Paul Callaghan: This proposal is clearly only optional one way. If a job can be made conditional on accepting an owner-employee contract, that is only optional to the extent that eating and drinking are optional. If you need a job, you have to take whatever terms are offered. It is a fallacy to suggest that that is optional.
When employees are gaining unfair dismissal rights only when they reach two years’ service, you have the possibility that employees who are coming to two years’ service will find their employment contract terminated, with re-engagement being offered only if they accept the owner-employee model.
The other thing to bear in mind, of course, is that, in reality, employees effectively have to pay to take such jobs, because receiving the shares is subject to income tax, if the shares happen to be in a public company and are therefore readily convertible assets, and national insurance. Either in their first pay packet or when they fill in a tax return—the proposal could potentially bring more people within the sphere of having to fill in tax returns, which will be a burden on the Revenue—people will have to pay tax on the value of the shares that they had supposedly been given.
Mike Emmott: In a tough labour market, which we have, and which we foresee for the medium term, this is a tough one. There will be employees or would-be employees who have limited choices of where to work, and for whom these offers will therefore turn out to be Hobson’s choice, or who will at least be under some pressure to take a job on those terms. The problem will be that they may not know very clearly how to assess the risks, in terms of possible redundancy and the impact that that would have with no protection, and the benefits or the value of the shares. There would be considerable uncertainty.
On the question of whether the measure will encourage growth in jobs, I think all the evidence we are aware of from the OECD and elsewhere is that the link between employment regulation and growth is pretty uncertain—it is not a straight line—and it is hard to see how the limited but real loss of employment protection involved in the proposals will produce additional jobs.
Sarah Veale: Can I add one very quick thing? In the recent consultation on no-fault compensated dismissals, only 40% of businesses said that employment legislation was putting them off hiring new staff, and only 1% cited unfair dismissal. I agree with Mike that it is a fallacy that the proposal will make any difference to the propensity of businesses to take people on.
I would like two points of clarification. First, to Sarah Veale, on the stripping away of rights, am I right in thinking that the working time regulations and the current discrimination law would not be affected at all under these proposals, and would still stand? Is that correct?
Sarah Veale: That is quite correct. Those are in EU law, and it is not possible to contract out of them. It is interesting that the areas that have been picked in this proposal are all domestic law. The TUC would argue that it is highly dubious, legally, getting people to contract out of domestic law unless they have had proper legal advice. There was an attempt made a while ago in the fixed-term working regulations to have a position where people could opt out, and the Government were very strongly advised that people would be able to do that only if they got legal advice and knew what they were doing when they sold their rights, as it were.
The second question is to Paul. I worked in the private sector for 10 or 12 years. When you move to different stages of employment—I did not quite get there, but if you become a partner in a professional services firm, for example—your employment conditions change quite significantly, and you perhaps have some inducements with respect to shares and so on. Is it not quite commonplace in many organisations for there to be an evolving set of incentives and pay packages, and varying responsibilities and rights that go with it? It is projected as though the provision is a complete break with everything.

INSTRUCTIONS FOR THE TASK:
Copy word for word the part of the owner-employee contracts testimony starting at "Sarah Veale: Can" and ending at "take people on.".

SUPPLIED MATERIAL:

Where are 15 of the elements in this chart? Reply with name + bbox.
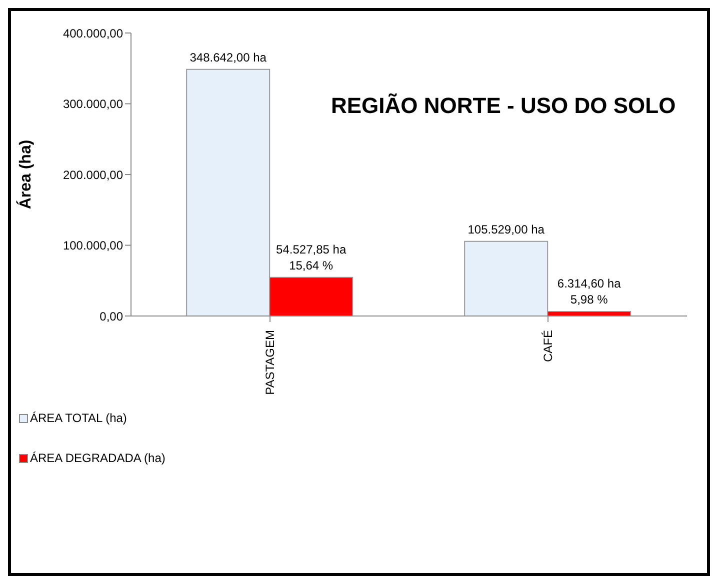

EXPECTED ANSWER:
Sarah Veale: Can I add one very quick thing? In the recent consultation on no-fault compensated dismissals, only 40% of businesses said that employment legislation was putting them off hiring new staff, and only 1% cited unfair dismissal. I agree with Mike that it is a fallacy that the proposal will make any difference to the propensity of businesses to take people on.